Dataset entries
============
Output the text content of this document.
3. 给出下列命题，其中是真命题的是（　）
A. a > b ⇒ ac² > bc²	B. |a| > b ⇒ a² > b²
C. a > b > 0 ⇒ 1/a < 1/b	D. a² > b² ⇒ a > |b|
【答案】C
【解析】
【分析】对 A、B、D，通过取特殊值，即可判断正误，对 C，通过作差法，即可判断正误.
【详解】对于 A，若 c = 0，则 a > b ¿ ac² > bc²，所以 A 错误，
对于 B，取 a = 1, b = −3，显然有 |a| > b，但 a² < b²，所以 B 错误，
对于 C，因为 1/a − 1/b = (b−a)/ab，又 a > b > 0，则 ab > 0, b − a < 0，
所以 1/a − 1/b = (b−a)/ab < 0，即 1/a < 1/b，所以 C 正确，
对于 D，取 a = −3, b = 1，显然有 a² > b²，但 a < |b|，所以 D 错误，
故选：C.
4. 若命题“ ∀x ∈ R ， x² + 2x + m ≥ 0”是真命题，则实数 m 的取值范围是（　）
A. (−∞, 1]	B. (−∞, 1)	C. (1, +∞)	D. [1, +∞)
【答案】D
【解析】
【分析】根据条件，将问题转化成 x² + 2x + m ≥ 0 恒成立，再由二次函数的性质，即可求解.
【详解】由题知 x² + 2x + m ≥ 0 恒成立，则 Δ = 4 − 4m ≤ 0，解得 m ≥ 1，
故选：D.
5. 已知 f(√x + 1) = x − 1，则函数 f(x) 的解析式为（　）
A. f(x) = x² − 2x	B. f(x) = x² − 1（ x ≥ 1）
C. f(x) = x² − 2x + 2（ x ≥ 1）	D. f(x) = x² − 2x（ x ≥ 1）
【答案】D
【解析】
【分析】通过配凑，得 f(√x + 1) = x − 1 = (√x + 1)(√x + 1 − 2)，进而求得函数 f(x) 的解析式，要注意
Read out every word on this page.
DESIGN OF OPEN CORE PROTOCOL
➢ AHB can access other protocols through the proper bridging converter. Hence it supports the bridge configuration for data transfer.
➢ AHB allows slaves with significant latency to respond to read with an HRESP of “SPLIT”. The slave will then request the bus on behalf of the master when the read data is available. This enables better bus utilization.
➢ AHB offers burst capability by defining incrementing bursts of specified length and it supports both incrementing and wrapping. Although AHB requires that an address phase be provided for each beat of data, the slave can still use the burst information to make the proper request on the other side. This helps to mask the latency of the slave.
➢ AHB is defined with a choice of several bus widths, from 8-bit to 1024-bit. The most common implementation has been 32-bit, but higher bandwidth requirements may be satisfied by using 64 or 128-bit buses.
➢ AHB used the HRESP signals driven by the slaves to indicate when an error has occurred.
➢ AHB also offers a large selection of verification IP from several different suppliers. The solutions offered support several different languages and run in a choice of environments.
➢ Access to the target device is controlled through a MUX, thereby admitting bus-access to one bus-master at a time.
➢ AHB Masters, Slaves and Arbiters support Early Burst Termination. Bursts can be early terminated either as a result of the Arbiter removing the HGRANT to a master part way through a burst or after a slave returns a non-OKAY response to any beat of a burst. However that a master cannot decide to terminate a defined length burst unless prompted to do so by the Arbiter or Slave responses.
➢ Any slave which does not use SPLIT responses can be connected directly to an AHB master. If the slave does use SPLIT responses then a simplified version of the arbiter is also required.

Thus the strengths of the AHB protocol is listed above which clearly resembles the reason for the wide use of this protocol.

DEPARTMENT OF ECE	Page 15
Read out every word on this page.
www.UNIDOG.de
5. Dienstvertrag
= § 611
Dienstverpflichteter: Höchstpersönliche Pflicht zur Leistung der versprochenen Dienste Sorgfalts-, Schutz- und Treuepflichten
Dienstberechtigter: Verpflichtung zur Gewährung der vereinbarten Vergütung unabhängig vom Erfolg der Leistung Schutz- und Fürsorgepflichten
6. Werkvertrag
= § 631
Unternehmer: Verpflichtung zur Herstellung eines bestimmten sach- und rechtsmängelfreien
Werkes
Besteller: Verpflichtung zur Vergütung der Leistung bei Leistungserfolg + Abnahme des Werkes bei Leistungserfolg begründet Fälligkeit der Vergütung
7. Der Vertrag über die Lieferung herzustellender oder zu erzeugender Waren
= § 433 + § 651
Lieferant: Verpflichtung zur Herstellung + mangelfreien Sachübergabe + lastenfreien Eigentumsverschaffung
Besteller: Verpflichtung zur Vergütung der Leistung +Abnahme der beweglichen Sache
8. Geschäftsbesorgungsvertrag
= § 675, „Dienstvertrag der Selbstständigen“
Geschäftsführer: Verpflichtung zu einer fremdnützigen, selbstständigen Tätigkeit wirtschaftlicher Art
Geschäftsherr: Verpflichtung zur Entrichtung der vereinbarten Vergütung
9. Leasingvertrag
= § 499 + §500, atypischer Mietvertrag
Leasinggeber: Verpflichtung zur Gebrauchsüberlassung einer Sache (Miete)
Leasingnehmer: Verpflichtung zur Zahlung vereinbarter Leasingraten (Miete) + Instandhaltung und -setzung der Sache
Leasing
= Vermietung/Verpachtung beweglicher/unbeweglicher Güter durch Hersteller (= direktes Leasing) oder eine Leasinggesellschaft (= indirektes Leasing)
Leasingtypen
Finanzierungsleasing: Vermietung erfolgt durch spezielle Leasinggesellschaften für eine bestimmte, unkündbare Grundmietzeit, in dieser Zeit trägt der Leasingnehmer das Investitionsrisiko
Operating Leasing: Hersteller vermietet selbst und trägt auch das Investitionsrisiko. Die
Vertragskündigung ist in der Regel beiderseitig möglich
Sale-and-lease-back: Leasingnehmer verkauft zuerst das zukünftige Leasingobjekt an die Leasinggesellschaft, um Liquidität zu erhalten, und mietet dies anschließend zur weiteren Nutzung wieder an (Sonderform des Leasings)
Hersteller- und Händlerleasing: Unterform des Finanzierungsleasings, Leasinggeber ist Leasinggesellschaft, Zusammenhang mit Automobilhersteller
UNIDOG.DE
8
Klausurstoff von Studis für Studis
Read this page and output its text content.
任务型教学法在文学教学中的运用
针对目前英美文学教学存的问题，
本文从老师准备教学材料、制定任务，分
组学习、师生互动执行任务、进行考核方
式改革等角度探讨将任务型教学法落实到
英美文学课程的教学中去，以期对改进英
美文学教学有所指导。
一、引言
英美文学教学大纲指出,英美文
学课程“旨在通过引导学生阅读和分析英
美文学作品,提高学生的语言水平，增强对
============
Using the data above, output each line exactly.

Output the text content of this document.
3. 给出下列命题，其中是真命题的是（　）
A. a > b ⇒ ac² > bc²	B. |a| > b ⇒ a² > b²
C. a > b > 0 ⇒ 1/a < 1/b	D. a² > b² ⇒ a > |b|
【答案】C
【解析】
【分析】对 A、B、D，通过取特殊值，即可判断正误，对 C，通过作差法，即可判断正误.
【详解】对于 A，若 c = 0，则 a > b ¿ ac² > bc²，所以 A 错误，
对于 B，取 a = 1, b = −3，显然有 |a| > b，但 a² < b²，所以 B 错误，
对于 C，因为 1/a − 1/b = (b−a)/ab，又 a > b > 0，则 ab > 0, b − a < 0，
所以 1/a − 1/b = (b−a)/ab < 0，即 1/a < 1/b，所以 C 正确，
对于 D，取 a = −3, b = 1，显然有 a² > b²，但 a < |b|，所以 D 错误，
故选：C.
4. 若命题“ ∀x ∈ R ， x² + 2x + m ≥ 0”是真命题，则实数 m 的取值范围是（　）
A. (−∞, 1]	B. (−∞, 1)	C. (1, +∞)	D. [1, +∞)
【答案】D
【解析】
【分析】根据条件，将问题转化成 x² + 2x + m ≥ 0 恒成立，再由二次函数的性质，即可求解.
【详解】由题知 x² + 2x + m ≥ 0 恒成立，则 Δ = 4 − 4m ≤ 0，解得 m ≥ 1，
故选：D.
5. 已知 f(√x + 1) = x − 1，则函数 f(x) 的解析式为（　）
A. f(x) = x² − 2x	B. f(x) = x² − 1（ x ≥ 1）
C. f(x) = x² − 2x + 2（ x ≥ 1）	D. f(x) = x² − 2x（ x ≥ 1）
【答案】D
【解析】
【分析】通过配凑，得 f(√x + 1) = x − 1 = (√x + 1)(√x + 1 − 2)，进而求得函数 f(x) 的解析式，要注意
Read out every word on this page.
DESIGN OF OPEN CORE PROTOCOL
➢ AHB can access other protocols through the proper bridging converter. Hence it supports the bridge configuration for data transfer.
➢ AHB allows slaves with significant latency to respond to read with an HRESP of “SPLIT”. The slave will then request the bus on behalf of the master when the read data is available. This enables better bus utilization.
➢ AHB offers burst capability by defining incrementing bursts of specified length and it supports both incrementing and wrapping. Although AHB requires that an address phase be provided for each beat of data, the slave can still use the burst information to make the proper request on the other side. This helps to mask the latency of the slave.
➢ AHB is defined with a choice of several bus widths, from 8-bit to 1024-bit. The most common implementation has been 32-bit, but higher bandwidth requirements may be satisfied by using 64 or 128-bit buses.
➢ AHB used the HRESP signals driven by the slaves to indicate when an error has occurred.
➢ AHB also offers a large selection of verification IP from several different suppliers. The solutions offered support several different languages and run in a choice of environments.
➢ Access to the target device is controlled through a MUX, thereby admitting bus-access to one bus-master at a time.
➢ AHB Masters, Slaves and Arbiters support Early Burst Termination. Bursts can be early terminated either as a result of the Arbiter removing the HGRANT to a master part way through a burst or after a slave returns a non-OKAY response to any beat of a burst. However that a master cannot decide to terminate a defined length burst unless prompted to do so by the Arbiter or Slave responses.
➢ Any slave which does not use SPLIT responses can be connected directly to an AHB master. If the slave does use SPLIT responses then a simplified version of the arbiter is also required.

Thus the strengths of the AHB protocol is listed above which clearly resembles the reason for the wide use of this protocol.

DEPARTMENT OF ECE	Page 15
Read out every word on this page.
www.UNIDOG.de
5. Dienstvertrag
= § 611
Dienstverpflichteter: Höchstpersönliche Pflicht zur Leistung der versprochenen Dienste Sorgfalts-, Schutz- und Treuepflichten
Dienstberechtigter: Verpflichtung zur Gewährung der vereinbarten Vergütung unabhängig vom Erfolg der Leistung Schutz- und Fürsorgepflichten
6. Werkvertrag
= § 631
Unternehmer: Verpflichtung zur Herstellung eines bestimmten sach- und rechtsmängelfreien
Werkes
Besteller: Verpflichtung zur Vergütung der Leistung bei Leistungserfolg + Abnahme des Werkes bei Leistungserfolg begründet Fälligkeit der Vergütung
7. Der Vertrag über die Lieferung herzustellender oder zu erzeugender Waren
= § 433 + § 651
Lieferant: Verpflichtung zur Herstellung + mangelfreien Sachübergabe + lastenfreien Eigentumsverschaffung
Besteller: Verpflichtung zur Vergütung der Leistung +Abnahme der beweglichen Sache
8. Geschäftsbesorgungsvertrag
= § 675, „Dienstvertrag der Selbstständigen“
Geschäftsführer: Verpflichtung zu einer fremdnützigen, selbstständigen Tätigkeit wirtschaftlicher Art
Geschäftsherr: Verpflichtung zur Entrichtung der vereinbarten Vergütung
9. Leasingvertrag
= § 499 + §500, atypischer Mietvertrag
Leasinggeber: Verpflichtung zur Gebrauchsüberlassung einer Sache (Miete)
Leasingnehmer: Verpflichtung zur Zahlung vereinbarter Leasingraten (Miete) + Instandhaltung und -setzung der Sache
Leasing
= Vermietung/Verpachtung beweglicher/unbeweglicher Güter durch Hersteller (= direktes Leasing) oder eine Leasinggesellschaft (= indirektes Leasing)
Leasingtypen
Finanzierungsleasing: Vermietung erfolgt durch spezielle Leasinggesellschaften für eine bestimmte, unkündbare Grundmietzeit, in dieser Zeit trägt der Leasingnehmer das Investitionsrisiko
Operating Leasing: Hersteller vermietet selbst und trägt auch das Investitionsrisiko. Die
Vertragskündigung ist in der Regel beiderseitig möglich
Sale-and-lease-back: Leasingnehmer verkauft zuerst das zukünftige Leasingobjekt an die Leasinggesellschaft, um Liquidität zu erhalten, und mietet dies anschließend zur weiteren Nutzung wieder an (Sonderform des Leasings)
Hersteller- und Händlerleasing: Unterform des Finanzierungsleasings, Leasinggeber ist Leasinggesellschaft, Zusammenhang mit Automobilhersteller
UNIDOG.DE
8
Klausurstoff von Studis für Studis
Read this page and output its text content.
任务型教学法在文学教学中的运用
针对目前英美文学教学存的问题，
本文从老师准备教学材料、制定任务，分
组学习、师生互动执行任务、进行考核方
式改革等角度探讨将任务型教学法落实到
英美文学课程的教学中去，以期对改进英
美文学教学有所指导。
一、引言
英美文学教学大纲指出,英美文
学课程“旨在通过引导学生阅读和分析英
美文学作品,提高学生的语言水平，增强对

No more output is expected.